Rows from a figure dataset:
——————

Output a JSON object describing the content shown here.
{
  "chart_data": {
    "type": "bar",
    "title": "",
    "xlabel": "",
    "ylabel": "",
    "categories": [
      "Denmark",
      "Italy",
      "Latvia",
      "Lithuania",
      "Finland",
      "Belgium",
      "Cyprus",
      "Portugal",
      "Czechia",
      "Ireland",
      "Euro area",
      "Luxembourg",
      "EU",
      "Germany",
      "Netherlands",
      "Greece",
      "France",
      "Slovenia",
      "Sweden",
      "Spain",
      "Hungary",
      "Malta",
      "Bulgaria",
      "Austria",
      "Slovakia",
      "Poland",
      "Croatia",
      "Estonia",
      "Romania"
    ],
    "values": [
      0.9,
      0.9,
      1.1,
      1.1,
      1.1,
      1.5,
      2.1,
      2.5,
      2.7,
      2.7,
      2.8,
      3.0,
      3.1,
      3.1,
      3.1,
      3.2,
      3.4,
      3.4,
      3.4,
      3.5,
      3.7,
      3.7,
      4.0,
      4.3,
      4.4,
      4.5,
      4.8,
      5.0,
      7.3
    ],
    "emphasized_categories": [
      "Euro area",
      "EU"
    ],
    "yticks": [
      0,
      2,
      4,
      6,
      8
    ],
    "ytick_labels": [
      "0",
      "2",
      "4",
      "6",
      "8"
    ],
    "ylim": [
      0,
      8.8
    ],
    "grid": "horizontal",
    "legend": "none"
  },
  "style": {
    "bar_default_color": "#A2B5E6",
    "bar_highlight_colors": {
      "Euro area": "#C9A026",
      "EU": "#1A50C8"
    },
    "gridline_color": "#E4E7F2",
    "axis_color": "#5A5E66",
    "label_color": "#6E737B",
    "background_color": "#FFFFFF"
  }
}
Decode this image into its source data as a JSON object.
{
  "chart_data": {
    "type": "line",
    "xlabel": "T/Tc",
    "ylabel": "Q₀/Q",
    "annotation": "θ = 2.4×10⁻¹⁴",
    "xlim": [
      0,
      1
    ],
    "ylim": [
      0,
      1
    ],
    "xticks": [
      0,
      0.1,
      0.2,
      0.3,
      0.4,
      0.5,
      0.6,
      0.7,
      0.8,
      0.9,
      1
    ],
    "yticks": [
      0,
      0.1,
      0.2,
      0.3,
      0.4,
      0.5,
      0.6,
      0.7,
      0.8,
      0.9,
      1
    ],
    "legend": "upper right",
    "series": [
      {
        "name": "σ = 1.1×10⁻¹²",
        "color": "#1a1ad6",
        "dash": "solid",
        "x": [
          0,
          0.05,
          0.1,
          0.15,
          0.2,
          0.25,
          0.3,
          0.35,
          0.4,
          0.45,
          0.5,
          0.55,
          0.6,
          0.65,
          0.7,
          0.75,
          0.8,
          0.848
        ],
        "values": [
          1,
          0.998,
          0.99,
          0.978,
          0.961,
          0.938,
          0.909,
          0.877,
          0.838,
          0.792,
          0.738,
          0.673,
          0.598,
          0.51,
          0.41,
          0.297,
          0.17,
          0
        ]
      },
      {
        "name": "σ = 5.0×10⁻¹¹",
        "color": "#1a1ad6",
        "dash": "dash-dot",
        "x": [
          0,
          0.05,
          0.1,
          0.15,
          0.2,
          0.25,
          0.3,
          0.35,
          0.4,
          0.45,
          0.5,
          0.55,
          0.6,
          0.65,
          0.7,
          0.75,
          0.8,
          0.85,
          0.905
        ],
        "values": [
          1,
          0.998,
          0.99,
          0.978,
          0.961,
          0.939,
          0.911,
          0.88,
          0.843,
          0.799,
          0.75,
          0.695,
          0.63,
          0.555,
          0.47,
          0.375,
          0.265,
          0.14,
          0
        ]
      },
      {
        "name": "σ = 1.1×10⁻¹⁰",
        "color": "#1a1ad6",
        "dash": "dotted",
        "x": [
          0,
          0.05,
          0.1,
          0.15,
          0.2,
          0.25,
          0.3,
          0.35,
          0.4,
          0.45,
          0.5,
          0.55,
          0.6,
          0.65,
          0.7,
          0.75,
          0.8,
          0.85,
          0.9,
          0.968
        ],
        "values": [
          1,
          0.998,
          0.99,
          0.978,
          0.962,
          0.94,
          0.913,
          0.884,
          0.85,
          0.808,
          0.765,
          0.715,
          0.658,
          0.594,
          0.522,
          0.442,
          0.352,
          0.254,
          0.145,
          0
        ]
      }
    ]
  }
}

——————

* YOUR GOAL *
Reproduce each line of the material above precisely.

* COMPLETE OUTPUT *
Output a JSON object describing the content shown here.
{
  "chart_data": {
    "type": "bar",
    "title": "",
    "xlabel": "",
    "ylabel": "",
    "categories": [
      "Denmark",
      "Italy",
      "Latvia",
      "Lithuania",
      "Finland",
      "Belgium",
      "Cyprus",
      "Portugal",
      "Czechia",
      "Ireland",
      "Euro area",
      "Luxembourg",
      "EU",
      "Germany",
      "Netherlands",
      "Greece",
      "France",
      "Slovenia",
      "Sweden",
      "Spain",
      "Hungary",
      "Malta",
      "Bulgaria",
      "Austria",
      "Slovakia",
      "Poland",
      "Croatia",
      "Estonia",
      "Romania"
    ],
    "values": [
      0.9,
      0.9,
      1.1,
      1.1,
      1.1,
      1.5,
      2.1,
      2.5,
      2.7,
      2.7,
      2.8,
      3.0,
      3.1,
      3.1,
      3.1,
      3.2,
      3.4,
      3.4,
      3.4,
      3.5,
      3.7,
      3.7,
      4.0,
      4.3,
      4.4,
      4.5,
      4.8,
      5.0,
      7.3
    ],
    "emphasized_categories": [
      "Euro area",
      "EU"
    ],
    "yticks": [
      0,
      2,
      4,
      6,
      8
    ],
    "ytick_labels": [
      "0",
      "2",
      "4",
      "6",
      "8"
    ],
    "ylim": [
      0,
      8.8
    ],
    "grid": "horizontal",
    "legend": "none"
  },
  "style": {
    "bar_default_color": "#A2B5E6",
    "bar_highlight_colors": {
      "Euro area": "#C9A026",
      "EU": "#1A50C8"
    },
    "gridline_color": "#E4E7F2",
    "axis_color": "#5A5E66",
    "label_color": "#6E737B",
    "background_color": "#FFFFFF"
  }
}
Decode this image into its source data as a JSON object.
{
  "chart_data": {
    "type": "line",
    "xlabel": "T/Tc",
    "ylabel": "Q₀/Q",
    "annotation": "θ = 2.4×10⁻¹⁴",
    "xlim": [
      0,
      1
    ],
    "ylim": [
      0,
      1
    ],
    "xticks": [
      0,
      0.1,
      0.2,
      0.3,
      0.4,
      0.5,
      0.6,
      0.7,
      0.8,
      0.9,
      1
    ],
    "yticks": [
      0,
      0.1,
      0.2,
      0.3,
      0.4,
      0.5,
      0.6,
      0.7,
      0.8,
      0.9,
      1
    ],
    "legend": "upper right",
    "series": [
      {
        "name": "σ = 1.1×10⁻¹²",
        "color": "#1a1ad6",
        "dash": "solid",
        "x": [
          0,
          0.05,
          0.1,
          0.15,
          0.2,
          0.25,
          0.3,
          0.35,
          0.4,
          0.45,
          0.5,
          0.55,
          0.6,
          0.65,
          0.7,
          0.75,
          0.8,
          0.848
        ],
        "values": [
          1,
          0.998,
          0.99,
          0.978,
          0.961,
          0.938,
          0.909,
          0.877,
          0.838,
          0.792,
          0.738,
          0.673,
          0.598,
          0.51,
          0.41,
          0.297,
          0.17,
          0
        ]
      },
      {
        "name": "σ = 5.0×10⁻¹¹",
        "color": "#1a1ad6",
        "dash": "dash-dot",
        "x": [
          0,
          0.05,
          0.1,
          0.15,
          0.2,
          0.25,
          0.3,
          0.35,
          0.4,
          0.45,
          0.5,
          0.55,
          0.6,
          0.65,
          0.7,
          0.75,
          0.8,
          0.85,
          0.905
        ],
        "values": [
          1,
          0.998,
          0.99,
          0.978,
          0.961,
          0.939,
          0.911,
          0.88,
          0.843,
          0.799,
          0.75,
          0.695,
          0.63,
          0.555,
          0.47,
          0.375,
          0.265,
          0.14,
          0
        ]
      },
      {
        "name": "σ = 1.1×10⁻¹⁰",
        "color": "#1a1ad6",
        "dash": "dotted",
        "x": [
          0,
          0.05,
          0.1,
          0.15,
          0.2,
          0.25,
          0.3,
          0.35,
          0.4,
          0.45,
          0.5,
          0.55,
          0.6,
          0.65,
          0.7,
          0.75,
          0.8,
          0.85,
          0.9,
          0.968
        ],
        "values": [
          1,
          0.998,
          0.99,
          0.978,
          0.962,
          0.94,
          0.913,
          0.884,
          0.85,
          0.808,
          0.765,
          0.715,
          0.658,
          0.594,
          0.522,
          0.442,
          0.352,
          0.254,
          0.145,
          0
        ]
      }
    ]
  }
}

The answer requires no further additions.